* Instruction *
The entries that follow should be written out exactly.

----------------------------------------

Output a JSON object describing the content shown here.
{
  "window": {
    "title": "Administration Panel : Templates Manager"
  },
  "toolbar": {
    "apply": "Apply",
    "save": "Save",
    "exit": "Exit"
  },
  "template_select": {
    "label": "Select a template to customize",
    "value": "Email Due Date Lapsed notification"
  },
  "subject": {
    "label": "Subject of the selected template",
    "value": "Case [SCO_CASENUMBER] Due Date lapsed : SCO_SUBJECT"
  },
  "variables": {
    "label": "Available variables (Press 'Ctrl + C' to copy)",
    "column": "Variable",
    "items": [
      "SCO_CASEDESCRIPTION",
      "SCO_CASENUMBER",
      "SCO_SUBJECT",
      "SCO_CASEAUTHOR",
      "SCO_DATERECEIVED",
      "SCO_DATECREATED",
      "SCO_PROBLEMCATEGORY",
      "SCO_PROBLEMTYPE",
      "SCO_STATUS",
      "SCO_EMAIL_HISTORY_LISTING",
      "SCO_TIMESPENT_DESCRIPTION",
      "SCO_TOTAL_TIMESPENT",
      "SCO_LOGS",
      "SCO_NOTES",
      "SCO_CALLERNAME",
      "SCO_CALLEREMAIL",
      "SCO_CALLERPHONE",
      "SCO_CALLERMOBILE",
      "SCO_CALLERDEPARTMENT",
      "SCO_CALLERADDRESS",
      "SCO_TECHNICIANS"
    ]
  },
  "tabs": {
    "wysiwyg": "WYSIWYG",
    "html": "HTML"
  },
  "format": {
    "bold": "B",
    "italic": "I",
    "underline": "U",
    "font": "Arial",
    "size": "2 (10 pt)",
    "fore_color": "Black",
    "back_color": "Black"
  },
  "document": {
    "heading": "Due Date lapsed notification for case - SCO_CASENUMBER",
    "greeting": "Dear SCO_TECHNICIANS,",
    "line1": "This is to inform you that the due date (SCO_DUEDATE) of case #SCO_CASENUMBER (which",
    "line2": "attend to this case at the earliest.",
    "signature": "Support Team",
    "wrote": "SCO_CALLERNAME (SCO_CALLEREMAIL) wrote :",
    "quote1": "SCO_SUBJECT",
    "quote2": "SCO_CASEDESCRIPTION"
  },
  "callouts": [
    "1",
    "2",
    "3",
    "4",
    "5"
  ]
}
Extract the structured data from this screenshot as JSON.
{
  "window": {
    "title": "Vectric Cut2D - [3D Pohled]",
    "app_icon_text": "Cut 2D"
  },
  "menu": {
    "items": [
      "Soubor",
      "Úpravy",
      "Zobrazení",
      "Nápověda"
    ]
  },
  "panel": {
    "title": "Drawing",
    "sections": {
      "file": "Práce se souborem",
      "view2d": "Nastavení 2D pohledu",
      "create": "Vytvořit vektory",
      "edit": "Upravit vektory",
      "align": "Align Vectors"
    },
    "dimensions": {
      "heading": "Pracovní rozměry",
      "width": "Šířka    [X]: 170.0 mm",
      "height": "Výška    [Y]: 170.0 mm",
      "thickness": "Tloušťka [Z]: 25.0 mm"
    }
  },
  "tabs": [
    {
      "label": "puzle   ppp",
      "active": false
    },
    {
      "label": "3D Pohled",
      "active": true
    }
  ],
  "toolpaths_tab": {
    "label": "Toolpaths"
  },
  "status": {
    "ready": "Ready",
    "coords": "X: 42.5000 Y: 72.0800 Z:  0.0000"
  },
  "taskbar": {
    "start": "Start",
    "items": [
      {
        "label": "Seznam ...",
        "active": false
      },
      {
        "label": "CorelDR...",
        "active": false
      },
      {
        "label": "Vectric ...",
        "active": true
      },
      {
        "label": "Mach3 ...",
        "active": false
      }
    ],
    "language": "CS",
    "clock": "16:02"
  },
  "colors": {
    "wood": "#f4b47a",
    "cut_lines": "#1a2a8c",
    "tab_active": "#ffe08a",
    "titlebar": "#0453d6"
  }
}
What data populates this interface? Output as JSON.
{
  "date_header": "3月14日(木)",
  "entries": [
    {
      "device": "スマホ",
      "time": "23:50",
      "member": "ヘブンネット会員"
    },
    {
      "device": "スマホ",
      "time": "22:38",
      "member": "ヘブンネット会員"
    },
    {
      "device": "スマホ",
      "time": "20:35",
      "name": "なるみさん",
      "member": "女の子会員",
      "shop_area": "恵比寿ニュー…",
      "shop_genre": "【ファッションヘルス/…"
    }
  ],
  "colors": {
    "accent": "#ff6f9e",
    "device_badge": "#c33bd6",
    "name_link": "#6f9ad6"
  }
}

----------------------------------------

* Solution to the exercise *
Output a JSON object describing the content shown here.
{
  "window": {
    "title": "Administration Panel : Templates Manager"
  },
  "toolbar": {
    "apply": "Apply",
    "save": "Save",
    "exit": "Exit"
  },
  "template_select": {
    "label": "Select a template to customize",
    "value": "Email Due Date Lapsed notification"
  },
  "subject": {
    "label": "Subject of the selected template",
    "value": "Case [SCO_CASENUMBER] Due Date lapsed : SCO_SUBJECT"
  },
  "variables": {
    "label": "Available variables (Press 'Ctrl + C' to copy)",
    "column": "Variable",
    "items": [
      "SCO_CASEDESCRIPTION",
      "SCO_CASENUMBER",
      "SCO_SUBJECT",
      "SCO_CASEAUTHOR",
      "SCO_DATERECEIVED",
      "SCO_DATECREATED",
      "SCO_PROBLEMCATEGORY",
      "SCO_PROBLEMTYPE",
      "SCO_STATUS",
      "SCO_EMAIL_HISTORY_LISTING",
      "SCO_TIMESPENT_DESCRIPTION",
      "SCO_TOTAL_TIMESPENT",
      "SCO_LOGS",
      "SCO_NOTES",
      "SCO_CALLERNAME",
      "SCO_CALLEREMAIL",
      "SCO_CALLERPHONE",
      "SCO_CALLERMOBILE",
      "SCO_CALLERDEPARTMENT",
      "SCO_CALLERADDRESS",
      "SCO_TECHNICIANS"
    ]
  },
  "tabs": {
    "wysiwyg": "WYSIWYG",
    "html": "HTML"
  },
  "format": {
    "bold": "B",
    "italic": "I",
    "underline": "U",
    "font": "Arial",
    "size": "2 (10 pt)",
    "fore_color": "Black",
    "back_color": "Black"
  },
  "document": {
    "heading": "Due Date lapsed notification for case - SCO_CASENUMBER",
    "greeting": "Dear SCO_TECHNICIANS,",
    "line1": "This is to inform you that the due date (SCO_DUEDATE) of case #SCO_CASENUMBER (which",
    "line2": "attend to this case at the earliest.",
    "signature": "Support Team",
    "wrote": "SCO_CALLERNAME (SCO_CALLEREMAIL) wrote :",
    "quote1": "SCO_SUBJECT",
    "quote2": "SCO_CASEDESCRIPTION"
  },
  "callouts": [
    "1",
    "2",
    "3",
    "4",
    "5"
  ]
}
Extract the structured data from this screenshot as JSON.
{
  "window": {
    "title": "Vectric Cut2D - [3D Pohled]",
    "app_icon_text": "Cut 2D"
  },
  "menu": {
    "items": [
      "Soubor",
      "Úpravy",
      "Zobrazení",
      "Nápověda"
    ]
  },
  "panel": {
    "title": "Drawing",
    "sections": {
      "file": "Práce se souborem",
      "view2d": "Nastavení 2D pohledu",
      "create": "Vytvořit vektory",
      "edit": "Upravit vektory",
      "align": "Align Vectors"
    },
    "dimensions": {
      "heading": "Pracovní rozměry",
      "width": "Šířka    [X]: 170.0 mm",
      "height": "Výška    [Y]: 170.0 mm",
      "thickness": "Tloušťka [Z]: 25.0 mm"
    }
  },
  "tabs": [
    {
      "label": "puzle   ppp",
      "active": false
    },
    {
      "label": "3D Pohled",
      "active": true
    }
  ],
  "toolpaths_tab": {
    "label": "Toolpaths"
  },
  "status": {
    "ready": "Ready",
    "coords": "X: 42.5000 Y: 72.0800 Z:  0.0000"
  },
  "taskbar": {
    "start": "Start",
    "items": [
      {
        "label": "Seznam ...",
        "active": false
      },
      {
        "label": "CorelDR...",
        "active": false
      },
      {
        "label": "Vectric ...",
        "active": true
      },
      {
        "label": "Mach3 ...",
        "active": false
      }
    ],
    "language": "CS",
    "clock": "16:02"
  },
  "colors": {
    "wood": "#f4b47a",
    "cut_lines": "#1a2a8c",
    "tab_active": "#ffe08a",
    "titlebar": "#0453d6"
  }
}
What data populates this interface? Output as JSON.
{
  "date_header": "3月14日(木)",
  "entries": [
    {
      "device": "スマホ",
      "time": "23:50",
      "member": "ヘブンネット会員"
    },
    {
      "device": "スマホ",
      "time": "22:38",
      "member": "ヘブンネット会員"
    },
    {
      "device": "スマホ",
      "time": "20:35",
      "name": "なるみさん",
      "member": "女の子会員",
      "shop_area": "恵比寿ニュー…",
      "shop_genre": "【ファッションヘルス/…"
    }
  ],
  "colors": {
    "accent": "#ff6f9e",
    "device_badge": "#c33bd6",
    "name_link": "#6f9ad6"
  }
}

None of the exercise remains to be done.